What you should do.
Omit the pictures, then reproduce every remaining record exactly.

Material to process.
____________________

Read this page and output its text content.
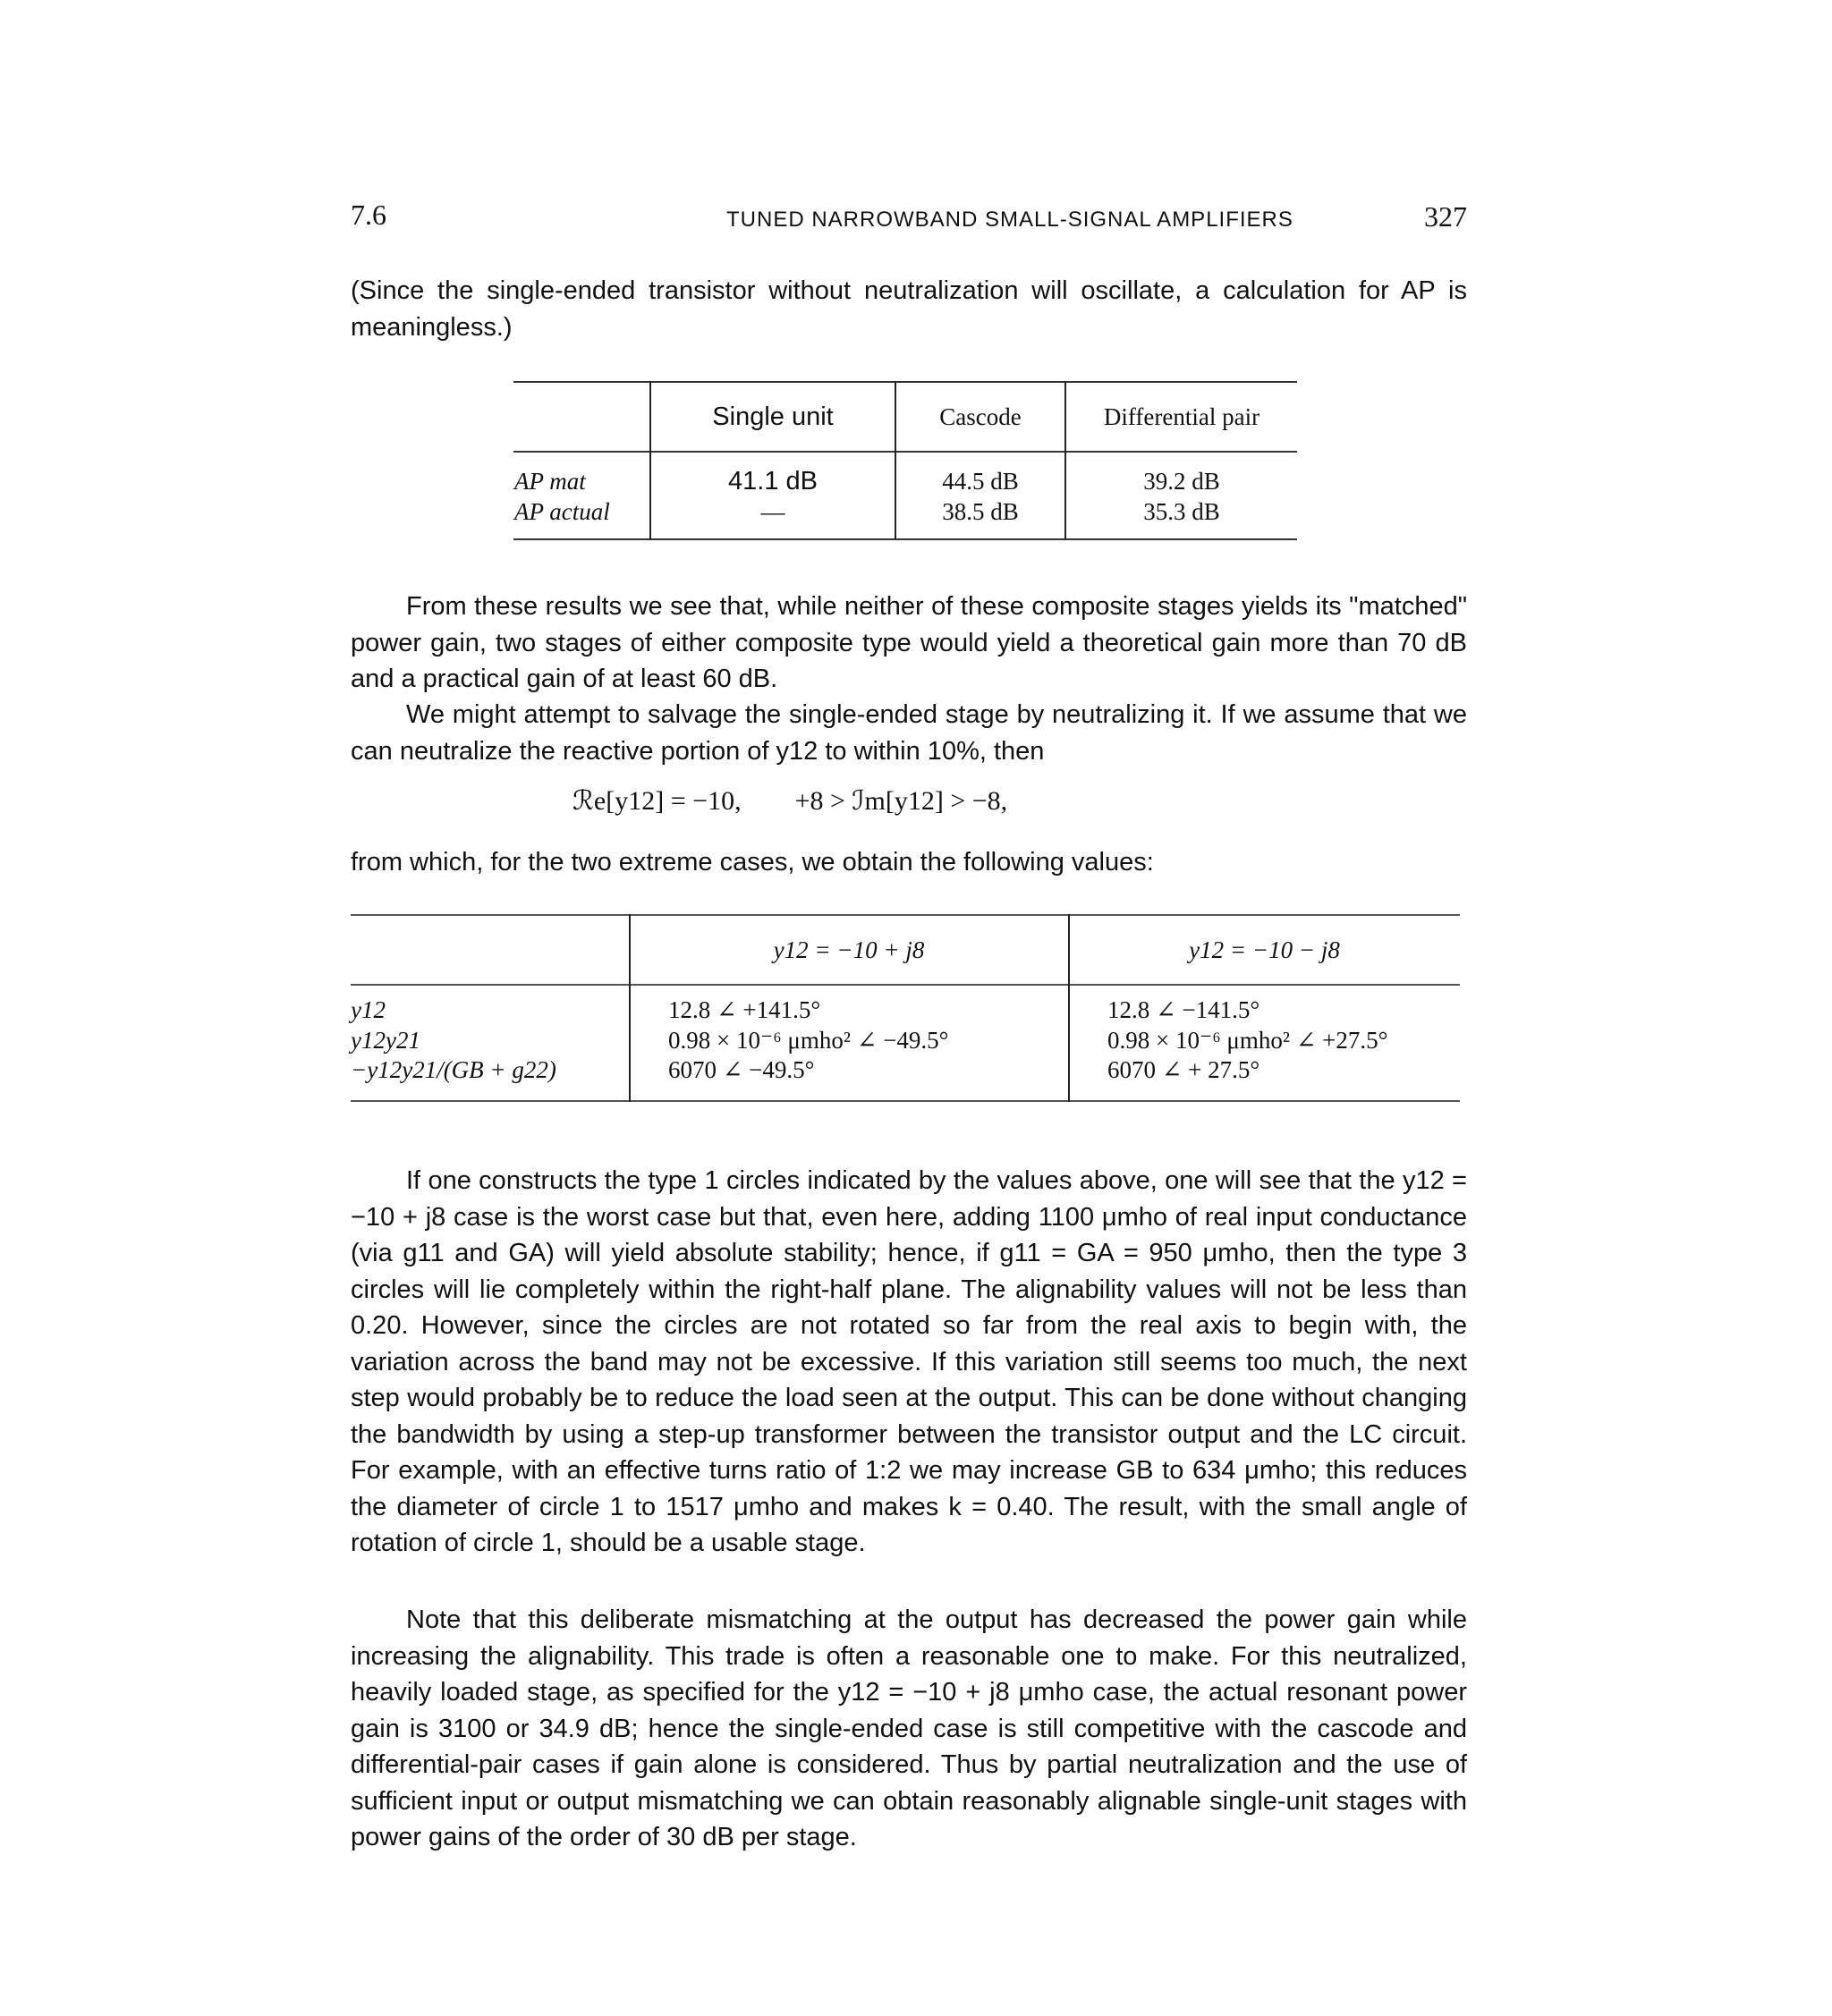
7.6	TUNED NARROWBAND SMALL-SIGNAL AMPLIFIERS	327

(Since the single-ended transistor without neutralization will oscillate, a calculation for AP is meaningless.)

	Single unit	Cascode	Differential pair
AP mat	41.1 dB	44.5 dB	39.2 dB
AP actual	—	38.5 dB	35.3 dB

From these results we see that, while neither of these composite stages yields its "matched" power gain, two stages of either composite type would yield a theoretical gain more than 70 dB and a practical gain of at least 60 dB.

We might attempt to salvage the single-ended stage by neutralizing it. If we assume that we can neutralize the reactive portion of y12 to within 10%, then

ℛe[y12] = −10,        +8 > ℐm[y12] > −8,

from which, for the two extreme cases, we obtain the following values:

	y12 = −10 + j8	y12 = −10 − j8
y12	12.8 ∠ +141.5°	12.8 ∠ −141.5°
y12y21	0.98 × 10⁻⁶ μmho² ∠ −49.5°	0.98 × 10⁻⁶ μmho² ∠ +27.5°
−y12y21/(GB + g22)	6070 ∠ −49.5°	6070 ∠ + 27.5°

If one constructs the type 1 circles indicated by the values above, one will see that the y12 = −10 + j8 case is the worst case but that, even here, adding 1100 μmho of real input conductance (via g11 and GA) will yield absolute stability; hence, if g11 = GA = 950 μmho, then the type 3 circles will lie completely within the right-half plane. The alignability values will not be less than 0.20. However, since the circles are not rotated so far from the real axis to begin with, the variation across the band may not be excessive. If this variation still seems too much, the next step would probably be to reduce the load seen at the output. This can be done without changing the bandwidth by using a step-up transformer between the transistor output and the LC circuit. For example, with an effective turns ratio of 1:2 we may increase GB to 634 μmho; this reduces the diameter of circle 1 to 1517 μmho and makes k = 0.40. The result, with the small angle of rotation of circle 1, should be a usable stage.

Note that this deliberate mismatching at the output has decreased the power gain while increasing the alignability. This trade is often a reasonable one to make. For this neutralized, heavily loaded stage, as specified for the y12 = −10 + j8 μmho case, the actual resonant power gain is 3100 or 34.9 dB; hence the single-ended case is still competitive with the cascode and differential-pair cases if gain alone is considered. Thus by partial neutralization and the use of sufficient input or output mismatching we can obtain reasonably alignable single-unit stages with power gains of the order of 30 dB per stage.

____________________

Full output.
Read this page and output its text content.
7.6	TUNED NARROWBAND SMALL-SIGNAL AMPLIFIERS	327

(Since the single-ended transistor without neutralization will oscillate, a calculation for AP is meaningless.)

	Single unit	Cascode	Differential pair
AP mat	41.1 dB	44.5 dB	39.2 dB
AP actual	—	38.5 dB	35.3 dB

From these results we see that, while neither of these composite stages yields its "matched" power gain, two stages of either composite type would yield a theoretical gain more than 70 dB and a practical gain of at least 60 dB.

We might attempt to salvage the single-ended stage by neutralizing it. If we assume that we can neutralize the reactive portion of y12 to within 10%, then

ℛe[y12] = −10,        +8 > ℐm[y12] > −8,

from which, for the two extreme cases, we obtain the following values:

	y12 = −10 + j8	y12 = −10 − j8
y12	12.8 ∠ +141.5°	12.8 ∠ −141.5°
y12y21	0.98 × 10⁻⁶ μmho² ∠ −49.5°	0.98 × 10⁻⁶ μmho² ∠ +27.5°
−y12y21/(GB + g22)	6070 ∠ −49.5°	6070 ∠ + 27.5°

If one constructs the type 1 circles indicated by the values above, one will see that the y12 = −10 + j8 case is the worst case but that, even here, adding 1100 μmho of real input conductance (via g11 and GA) will yield absolute stability; hence, if g11 = GA = 950 μmho, then the type 3 circles will lie completely within the right-half plane. The alignability values will not be less than 0.20. However, since the circles are not rotated so far from the real axis to begin with, the variation across the band may not be excessive. If this variation still seems too much, the next step would probably be to reduce the load seen at the output. This can be done without changing the bandwidth by using a step-up transformer between the transistor output and the LC circuit. For example, with an effective turns ratio of 1:2 we may increase GB to 634 μmho; this reduces the diameter of circle 1 to 1517 μmho and makes k = 0.40. The result, with the small angle of rotation of circle 1, should be a usable stage.

Note that this deliberate mismatching at the output has decreased the power gain while increasing the alignability. This trade is often a reasonable one to make. For this neutralized, heavily loaded stage, as specified for the y12 = −10 + j8 μmho case, the actual resonant power gain is 3100 or 34.9 dB; hence the single-ended case is still competitive with the cascode and differential-pair cases if gain alone is considered. Thus by partial neutralization and the use of sufficient input or output mismatching we can obtain reasonably alignable single-unit stages with power gains of the order of 30 dB per stage.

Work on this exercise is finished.